[BEGIN]

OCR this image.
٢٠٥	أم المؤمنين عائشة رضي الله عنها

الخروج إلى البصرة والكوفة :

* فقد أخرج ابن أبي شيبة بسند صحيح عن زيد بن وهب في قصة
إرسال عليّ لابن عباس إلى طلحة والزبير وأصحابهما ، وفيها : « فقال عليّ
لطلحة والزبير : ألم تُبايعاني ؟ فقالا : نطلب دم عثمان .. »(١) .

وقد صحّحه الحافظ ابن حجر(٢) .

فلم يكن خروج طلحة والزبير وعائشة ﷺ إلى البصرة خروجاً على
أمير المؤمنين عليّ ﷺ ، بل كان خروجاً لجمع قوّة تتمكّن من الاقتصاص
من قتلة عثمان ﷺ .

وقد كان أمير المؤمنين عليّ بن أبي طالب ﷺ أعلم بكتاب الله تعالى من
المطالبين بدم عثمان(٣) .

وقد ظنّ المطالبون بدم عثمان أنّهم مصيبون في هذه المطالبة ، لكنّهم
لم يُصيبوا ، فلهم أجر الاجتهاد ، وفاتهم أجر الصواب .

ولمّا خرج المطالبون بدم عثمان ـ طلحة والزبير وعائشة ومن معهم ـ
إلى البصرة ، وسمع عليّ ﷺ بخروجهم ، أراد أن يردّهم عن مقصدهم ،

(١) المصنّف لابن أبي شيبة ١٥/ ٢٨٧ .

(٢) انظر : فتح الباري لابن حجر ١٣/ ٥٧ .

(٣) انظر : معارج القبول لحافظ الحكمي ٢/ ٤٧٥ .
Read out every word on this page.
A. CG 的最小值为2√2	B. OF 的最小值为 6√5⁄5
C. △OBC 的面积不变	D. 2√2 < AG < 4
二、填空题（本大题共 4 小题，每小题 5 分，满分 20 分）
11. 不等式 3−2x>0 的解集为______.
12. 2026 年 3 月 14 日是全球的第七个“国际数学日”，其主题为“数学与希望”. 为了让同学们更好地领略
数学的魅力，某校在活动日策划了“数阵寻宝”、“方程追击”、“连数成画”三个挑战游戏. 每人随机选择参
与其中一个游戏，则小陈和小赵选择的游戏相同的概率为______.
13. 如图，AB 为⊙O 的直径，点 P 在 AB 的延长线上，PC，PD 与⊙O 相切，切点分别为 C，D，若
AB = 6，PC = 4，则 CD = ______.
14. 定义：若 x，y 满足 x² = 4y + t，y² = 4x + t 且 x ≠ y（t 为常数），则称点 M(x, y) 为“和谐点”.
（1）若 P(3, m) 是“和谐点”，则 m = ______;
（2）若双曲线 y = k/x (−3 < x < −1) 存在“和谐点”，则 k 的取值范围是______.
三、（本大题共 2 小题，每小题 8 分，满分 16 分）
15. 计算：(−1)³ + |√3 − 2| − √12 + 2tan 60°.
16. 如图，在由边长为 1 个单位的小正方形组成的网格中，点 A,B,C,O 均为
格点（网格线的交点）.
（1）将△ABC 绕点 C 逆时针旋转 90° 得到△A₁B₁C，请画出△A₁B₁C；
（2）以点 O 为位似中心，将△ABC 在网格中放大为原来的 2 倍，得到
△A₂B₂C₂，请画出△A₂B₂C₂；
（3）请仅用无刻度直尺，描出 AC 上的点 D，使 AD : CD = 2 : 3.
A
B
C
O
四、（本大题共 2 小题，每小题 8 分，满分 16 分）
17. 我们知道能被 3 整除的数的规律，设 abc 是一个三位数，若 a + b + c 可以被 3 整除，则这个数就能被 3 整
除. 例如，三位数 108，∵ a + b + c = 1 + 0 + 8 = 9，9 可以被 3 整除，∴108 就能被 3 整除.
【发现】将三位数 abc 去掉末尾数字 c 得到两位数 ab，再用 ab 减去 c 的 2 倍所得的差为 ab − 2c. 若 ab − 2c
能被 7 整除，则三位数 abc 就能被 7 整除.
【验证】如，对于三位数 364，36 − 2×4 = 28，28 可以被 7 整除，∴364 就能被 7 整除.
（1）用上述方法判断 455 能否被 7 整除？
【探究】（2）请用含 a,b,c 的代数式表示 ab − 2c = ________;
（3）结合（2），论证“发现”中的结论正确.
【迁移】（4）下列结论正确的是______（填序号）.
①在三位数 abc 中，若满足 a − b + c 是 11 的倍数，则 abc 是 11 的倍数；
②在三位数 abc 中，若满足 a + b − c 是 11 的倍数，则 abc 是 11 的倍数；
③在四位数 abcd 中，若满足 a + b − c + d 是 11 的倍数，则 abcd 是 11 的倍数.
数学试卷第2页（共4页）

[END]

* **Work instructions**
Retype all of the material above with every character intact.

* **Solution to this task**
OCR this image.
٢٠٥	أم المؤمنين عائشة رضي الله عنها

الخروج إلى البصرة والكوفة :

* فقد أخرج ابن أبي شيبة بسند صحيح عن زيد بن وهب في قصة
إرسال عليّ لابن عباس إلى طلحة والزبير وأصحابهما ، وفيها : « فقال عليّ
لطلحة والزبير : ألم تُبايعاني ؟ فقالا : نطلب دم عثمان .. »(١) .

وقد صحّحه الحافظ ابن حجر(٢) .

فلم يكن خروج طلحة والزبير وعائشة ﷺ إلى البصرة خروجاً على
أمير المؤمنين عليّ ﷺ ، بل كان خروجاً لجمع قوّة تتمكّن من الاقتصاص
من قتلة عثمان ﷺ .

وقد كان أمير المؤمنين عليّ بن أبي طالب ﷺ أعلم بكتاب الله تعالى من
المطالبين بدم عثمان(٣) .

وقد ظنّ المطالبون بدم عثمان أنّهم مصيبون في هذه المطالبة ، لكنّهم
لم يُصيبوا ، فلهم أجر الاجتهاد ، وفاتهم أجر الصواب .

ولمّا خرج المطالبون بدم عثمان ـ طلحة والزبير وعائشة ومن معهم ـ
إلى البصرة ، وسمع عليّ ﷺ بخروجهم ، أراد أن يردّهم عن مقصدهم ،

(١) المصنّف لابن أبي شيبة ١٥/ ٢٨٧ .

(٢) انظر : فتح الباري لابن حجر ١٣/ ٥٧ .

(٣) انظر : معارج القبول لحافظ الحكمي ٢/ ٤٧٥ .
Read out every word on this page.
A. CG 的最小值为2√2	B. OF 的最小值为 6√5⁄5
C. △OBC 的面积不变	D. 2√2 < AG < 4
二、填空题（本大题共 4 小题，每小题 5 分，满分 20 分）
11. 不等式 3−2x>0 的解集为______.
12. 2026 年 3 月 14 日是全球的第七个“国际数学日”，其主题为“数学与希望”. 为了让同学们更好地领略
数学的魅力，某校在活动日策划了“数阵寻宝”、“方程追击”、“连数成画”三个挑战游戏. 每人随机选择参
与其中一个游戏，则小陈和小赵选择的游戏相同的概率为______.
13. 如图，AB 为⊙O 的直径，点 P 在 AB 的延长线上，PC，PD 与⊙O 相切，切点分别为 C，D，若
AB = 6，PC = 4，则 CD = ______.
14. 定义：若 x，y 满足 x² = 4y + t，y² = 4x + t 且 x ≠ y（t 为常数），则称点 M(x, y) 为“和谐点”.
（1）若 P(3, m) 是“和谐点”，则 m = ______;
（2）若双曲线 y = k/x (−3 < x < −1) 存在“和谐点”，则 k 的取值范围是______.
三、（本大题共 2 小题，每小题 8 分，满分 16 分）
15. 计算：(−1)³ + |√3 − 2| − √12 + 2tan 60°.
16. 如图，在由边长为 1 个单位的小正方形组成的网格中，点 A,B,C,O 均为
格点（网格线的交点）.
（1）将△ABC 绕点 C 逆时针旋转 90° 得到△A₁B₁C，请画出△A₁B₁C；
（2）以点 O 为位似中心，将△ABC 在网格中放大为原来的 2 倍，得到
△A₂B₂C₂，请画出△A₂B₂C₂；
（3）请仅用无刻度直尺，描出 AC 上的点 D，使 AD : CD = 2 : 3.
A
B
C
O
四、（本大题共 2 小题，每小题 8 分，满分 16 分）
17. 我们知道能被 3 整除的数的规律，设 abc 是一个三位数，若 a + b + c 可以被 3 整除，则这个数就能被 3 整
除. 例如，三位数 108，∵ a + b + c = 1 + 0 + 8 = 9，9 可以被 3 整除，∴108 就能被 3 整除.
【发现】将三位数 abc 去掉末尾数字 c 得到两位数 ab，再用 ab 减去 c 的 2 倍所得的差为 ab − 2c. 若 ab − 2c
能被 7 整除，则三位数 abc 就能被 7 整除.
【验证】如，对于三位数 364，36 − 2×4 = 28，28 可以被 7 整除，∴364 就能被 7 整除.
（1）用上述方法判断 455 能否被 7 整除？
【探究】（2）请用含 a,b,c 的代数式表示 ab − 2c = ________;
（3）结合（2），论证“发现”中的结论正确.
【迁移】（4）下列结论正确的是______（填序号）.
①在三位数 abc 中，若满足 a − b + c 是 11 的倍数，则 abc 是 11 的倍数；
②在三位数 abc 中，若满足 a + b − c 是 11 的倍数，则 abc 是 11 的倍数；
③在四位数 abcd 中，若满足 a + b − c + d 是 11 的倍数，则 abcd 是 11 的倍数.
数学试卷第2页（共4页）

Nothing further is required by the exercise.